**Problem description**
Can you retype every record below exactly as written?

** Start of Given records **

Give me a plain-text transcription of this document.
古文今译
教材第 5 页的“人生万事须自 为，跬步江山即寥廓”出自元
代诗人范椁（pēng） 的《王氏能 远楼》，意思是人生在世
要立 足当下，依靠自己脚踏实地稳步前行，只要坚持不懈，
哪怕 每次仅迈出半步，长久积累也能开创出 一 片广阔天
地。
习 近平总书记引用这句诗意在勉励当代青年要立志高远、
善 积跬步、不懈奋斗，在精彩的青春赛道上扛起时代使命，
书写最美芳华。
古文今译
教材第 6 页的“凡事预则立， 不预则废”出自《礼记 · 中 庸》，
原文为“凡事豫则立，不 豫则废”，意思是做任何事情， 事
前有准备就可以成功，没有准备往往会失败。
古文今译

** End of Given records **

**Exercise output**
Give me a plain-text transcription of this document.
古文今译
教材第 5 页的“人生万事须自 为，跬步江山即寥廓”出自元
代诗人范椁（pēng） 的《王氏能 远楼》，意思是人生在世
要立 足当下，依靠自己脚踏实地稳步前行，只要坚持不懈，
哪怕 每次仅迈出半步，长久积累也能开创出 一 片广阔天
地。
习 近平总书记引用这句诗意在勉励当代青年要立志高远、
善 积跬步、不懈奋斗，在精彩的青春赛道上扛起时代使命，
书写最美芳华。
古文今译
教材第 6 页的“凡事预则立， 不预则废”出自《礼记 · 中 庸》，
原文为“凡事豫则立，不 豫则废”，意思是做任何事情， 事
前有准备就可以成功，没有准备往往会失败。
古文今译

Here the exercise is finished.